What you will do -
Lay out every line of the records below as a Markdown table with the columns Row and Line, numbering each row and skipping blank lines. Omit the picture placeholders.

■ ■ ■ ■ ■ ■ ■

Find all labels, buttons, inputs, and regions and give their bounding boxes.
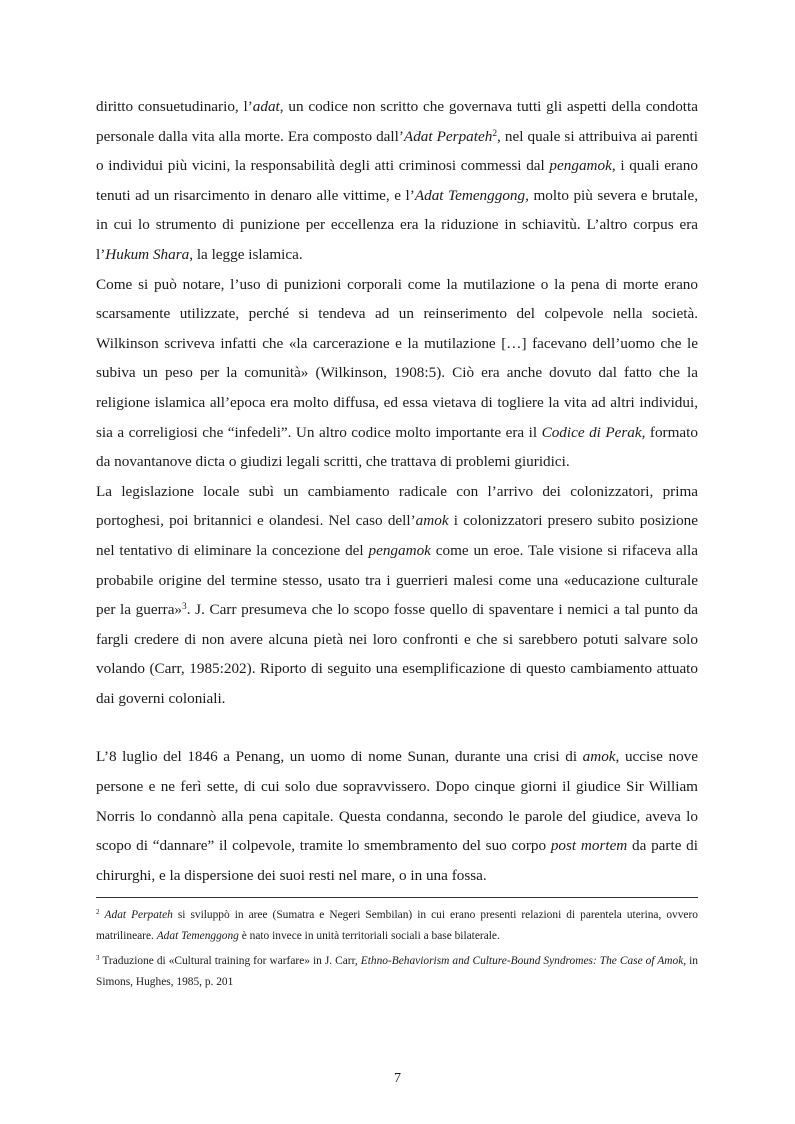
text-run: , in Simons, Hughes, 1985, p. 201: [96, 955, 699, 988]
text-run: da parte di chirurghi, e la dispersione dei suoi resti nel mare, o in una fossa.: [96, 837, 698, 884]
paragraph: [96, 742, 698, 890]
italic-text: Adat Temenggong,: [414, 186, 529, 204]
text-run: Traduzione di «Cultural training for warfare» in J. Carr,: [99, 955, 361, 967]
italic-text: Hukum Shara: [105, 245, 190, 263]
text-run: , formato da novantanove dicta o giudizi legali scritti, che trattava di problemi giuridici.: [96, 423, 698, 471]
text-run: Come si può notare, l’uso di punizioni corporali come la mutilazione o la pena di morte erano scarsamente utilizzate, perché si tendeva ad un reinserimento del colpevole nella società. Wilkinson scriveva infatti che «la carcerazione e la mutilazione […] facevano dell’uomo che le subiva un peso per la comunità» (Wilkinson, 1908:5). Ciò era anche dovuto dal fatto che la religione islamica all’epoca era molto diffusa, ed essa vietava di togliere la vita ad altri individui, sia a correligiosi che “infedeli”. Un altro codice molto importante era il: [96, 275, 698, 441]
text-run: , un codice non scritto che governava tutti gli aspetti della condotta personale dalla vita alla morte. Era composto dall’: [96, 98, 698, 145]
text-run: L’8 luglio del 1846 a Penang, un uomo di nome Sunan, durante una crisi di: [96, 748, 583, 766]
footnote-2: [96, 905, 698, 947]
italic-text: post mortem: [550, 837, 628, 855]
text-run: , uccise nove persone e ne ferì sette, di cui solo due sopravvissero. Dopo cinque giorni il giudice Sir William Norris lo condannò alla pena capitale. Questa condanna, secondo le parole del giudice, aveva lo scopo di “dannare” il colpevole, tramite lo smembramento del suo corpo: [96, 748, 699, 855]
italic-text: amok: [582, 748, 616, 766]
body-text: [96, 92, 698, 890]
italic-text: Codice di Perak: [541, 423, 642, 441]
italic-text: adat: [252, 98, 280, 115]
footnote-marker: 2: [96, 908, 100, 917]
text-run: , nel quale si attribuiva ai parenti o individui più vicini, la responsabilità degli atti criminosi commessi dal: [96, 127, 699, 175]
text-run: . J. Carr presumeva che lo scopo fosse quello di spaventare i nemici a tal punto da fargli credere di non avere alcuna pietà nei loro confronti e che si sarebbero potuti salvare solo volando (Carr, 1985:202). Riporto di seguito una esemplificazione di questo cambiamento attuato dai governi coloniali.: [96, 601, 698, 707]
page-number: 7: [394, 1071, 401, 1086]
italic-text: amok: [415, 512, 449, 530]
paragraph: [96, 477, 698, 714]
text-run: La legislazione locale subì un cambiamento radicale con l’arrivo dei colonizzatori, prima portoghesi, poi britannici e olandesi. Nel caso dell’: [96, 482, 698, 530]
text-run: si sviluppò in aree (Sumatra e Negeri Sembilan) in cui erano presenti relazioni di parentela uterina, ovvero matrilineare.: [96, 909, 698, 942]
paragraph: [96, 270, 698, 477]
paragraph: [96, 92, 698, 270]
footnote-separator: [96, 897, 698, 898]
text-run: molto più severa e brutale, in cui lo strumento di punizione per eccellenza era la riduzione in schiavitù. L’altro corpus era l’: [96, 186, 698, 263]
text-run: i colonizzatori presero subito posizione nel tentativo di eliminare la concezione del: [96, 512, 698, 559]
italic-text: Adat Perpateh: [104, 909, 173, 921]
italic-text: Ethno-Behaviorism and Culture-Bound Syndromes: The Case of Amok: [360, 955, 684, 967]
footnotes: [96, 905, 698, 997]
text-run: come un eroe. Tale visione si rifaceva alla probabile origine del termine stesso, usato tra i guerrieri malesi come una «educazione culturale per la guerra»: [96, 541, 699, 619]
italic-text: Adat Temenggong: [156, 930, 239, 942]
italic-text: Adat Perpateh: [403, 127, 493, 145]
text-run: , i quali erano tenuti ad un risarcimento in denaro alle vittime, e l’: [96, 157, 698, 204]
text-run: diritto consuetudinario, l’: [96, 98, 253, 115]
italic-text: pengamok: [368, 541, 431, 559]
text-run: , la legge islamica.: [189, 245, 303, 263]
footnote-marker: 2: [492, 128, 498, 139]
footnote-marker: 3: [182, 601, 187, 612]
footnote-marker: 3: [96, 954, 100, 963]
italic-text: pengamok: [549, 157, 612, 175]
text-run: è nato invece in unità territoriali sociali a base bilaterale.: [238, 930, 500, 942]
footnote-3: [96, 951, 698, 993]
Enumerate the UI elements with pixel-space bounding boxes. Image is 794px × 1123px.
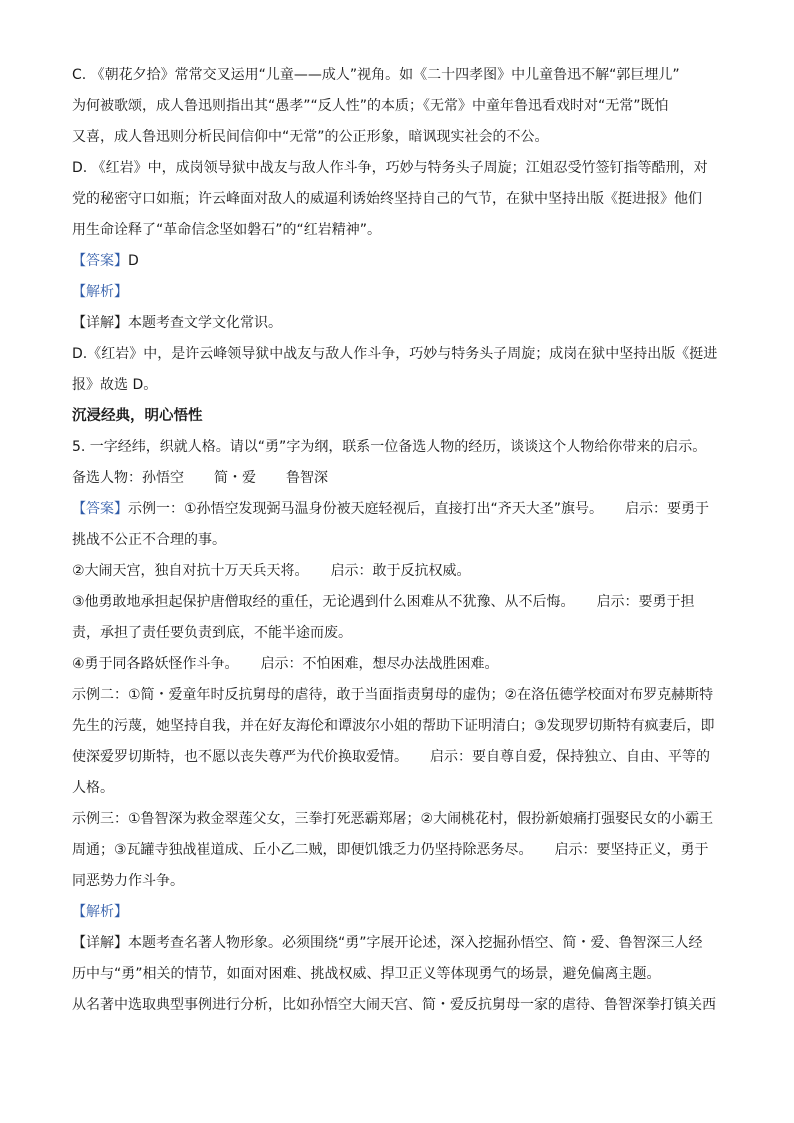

■ ■ ■ ■ ■ ■ ■

Output -
| Row | Line |
|---|---|
| 1 | Find all labels, buttons, inputs, and regions and give their bounding boxes. |
| 2 | text-run: , in Simons, Hughes, 1985, p. 201: [96, 955, 699, 988] |
| 3 | text-run: da parte di chirurghi, e la dispersione dei suoi resti nel mare, o in una fossa.: [96, 837, 698, 884] |
| 4 | paragraph: [96, 742, 698, 890] |
| 5 | italic-text: Adat Temenggong,: [414, 186, 529, 204] |
| 6 | text-run: Traduzione di «Cultural training for warfare» in J. Carr,: [99, 955, 361, 967] |
| 7 | italic-text: Hukum Shara: [105, 245, 190, 263] |
| 8 | text-run: , formato da novantanove dicta o giudizi legali scritti, che trattava di problemi giuridici.: [96, 423, 698, 471] |
| 9 | text-run: Come si può notare, l’uso di punizioni corporali come la mutilazione o la pena di morte erano scarsamente utilizzate, perché si tendeva ad un reinserimento del colpevole nella società. Wilkinson scriveva infatti che «la carcerazione e la mutilazione […] facevano dell’uomo che le subiva un peso per la comunità» (Wilkinson, 1908:5). Ciò era anche dovuto dal fatto che la religione islamica all’epoca era molto diffusa, ed essa vietava di togliere la vita ad altri individui, sia a correligiosi che “infedeli”. Un altro codice molto importante era il: [96, 275, 698, 441] |
| 10 | text-run: , un codice non scritto che governava tutti gli aspetti della condotta personale dalla vita alla morte. Era composto dall’: [96, 98, 698, 145] |
| 11 | text-run: L’8 luglio del 1846 a Penang, un uomo di nome Sunan, durante una crisi di: [96, 748, 583, 766] |
| 12 | footnote-2: [96, 905, 698, 947] |
| 13 | italic-text: post mortem: [550, 837, 628, 855] |
| 14 | text-run: , uccise nove persone e ne ferì sette, di cui solo due sopravvissero. Dopo cinque giorni il giudice Sir William Norris lo condannò alla pena capitale. Questa condanna, secondo le parole del giudice, aveva lo scopo di “dannare” il colpevole, tramite lo smembramento del suo corpo: [96, 748, 699, 855] |
| 15 | italic-text: amok: [582, 748, 616, 766] |
| 16 | body-text: [96, 92, 698, 890] |
| 17 | italic-text: Codice di Perak: [541, 423, 642, 441] |
| 18 | italic-text: adat: [252, 98, 280, 115] |
| 19 | footnote-marker: 2: [96, 908, 100, 917] |
| 20 | text-run: , nel quale si attribuiva ai parenti o individui più vicini, la responsabilità degli atti criminosi commessi dal: [96, 127, 699, 175] |
| 21 | text-run: . J. Carr presumeva che lo scopo fosse quello di spaventare i nemici a tal punto da fargli credere di non avere alcuna pietà nei loro confronti e che si sarebbero potuti salvare solo volando (Carr, 1985:202). Riporto di seguito una esemplificazione di questo cambiamento attuato dai governi coloniali.: [96, 601, 698, 707] |
| 22 | page-number: 7: [394, 1071, 401, 1086] |
| 23 | italic-text: amok: [415, 512, 449, 530] |
| 24 | paragraph: [96, 477, 698, 714] |
| 25 | text-run: La legislazione locale subì un cambiamento radicale con l’arrivo dei colonizzatori, prima portoghesi, poi britannici e olandesi. Nel caso dell’: [96, 482, 698, 530] |
| 26 | text-run: si sviluppò in aree (Sumatra e Negeri Sembilan) in cui erano presenti relazioni di parentela uterina, ovvero matrilineare.: [96, 909, 698, 942] |
| 27 | paragraph: [96, 270, 698, 477] |
| 28 | paragraph: [96, 92, 698, 270] |
| 29 | footnote-separator: [96, 897, 698, 898] |
| 30 | text-run: molto più severa e brutale, in cui lo strumento di punizione per eccellenza era la riduzione in schiavitù. L’altro corpus era l’: [96, 186, 698, 263] |
| 31 | text-run: i colonizzatori presero subito posizione nel tentativo di eliminare la concezione del: [96, 512, 698, 559] |
| 32 | italic-text: Adat Perpateh: [104, 909, 173, 921] |
| 33 | italic-text: Ethno-Behaviorism and Culture-Bound Syndromes: The Case of Amok: [360, 955, 684, 967] |
| 34 | footnotes: [96, 905, 698, 997] |
| 35 | text-run: come un eroe. Tale visione si rifaceva alla probabile origine del termine stesso, usato tra i guerrieri malesi come una «educazione culturale per la guerra»: [96, 541, 699, 619] |
| 36 | italic-text: Adat Temenggong: [156, 930, 239, 942] |
| 37 | italic-text: Adat Perpateh: [403, 127, 493, 145] |
| 38 | text-run: , i quali erano tenuti ad un risarcimento in denaro alle vittime, e l’: [96, 157, 698, 204] |
| 39 | text-run: diritto consuetudinario, l’: [96, 98, 253, 115] |
| 40 | italic-text: pengamok: [368, 541, 431, 559] |
| 41 | text-run: , la legge islamica.: [189, 245, 303, 263] |
| 42 | footnote-marker: 2: [492, 128, 498, 139] |
| 43 | footnote-marker: 3: [182, 601, 187, 612] |
| 44 | footnote-marker: 3: [96, 954, 100, 963] |
| 45 | italic-text: pengamok: [549, 157, 612, 175] |
| 46 | text-run: è nato invece in unità territoriali sociali a base bilaterale.: [238, 930, 500, 942] |
| 47 | footnote-3: [96, 951, 698, 993] |
| 48 | Enumerate the UI elements with pixel-space bounding boxes. Image is 794px × 1123px. |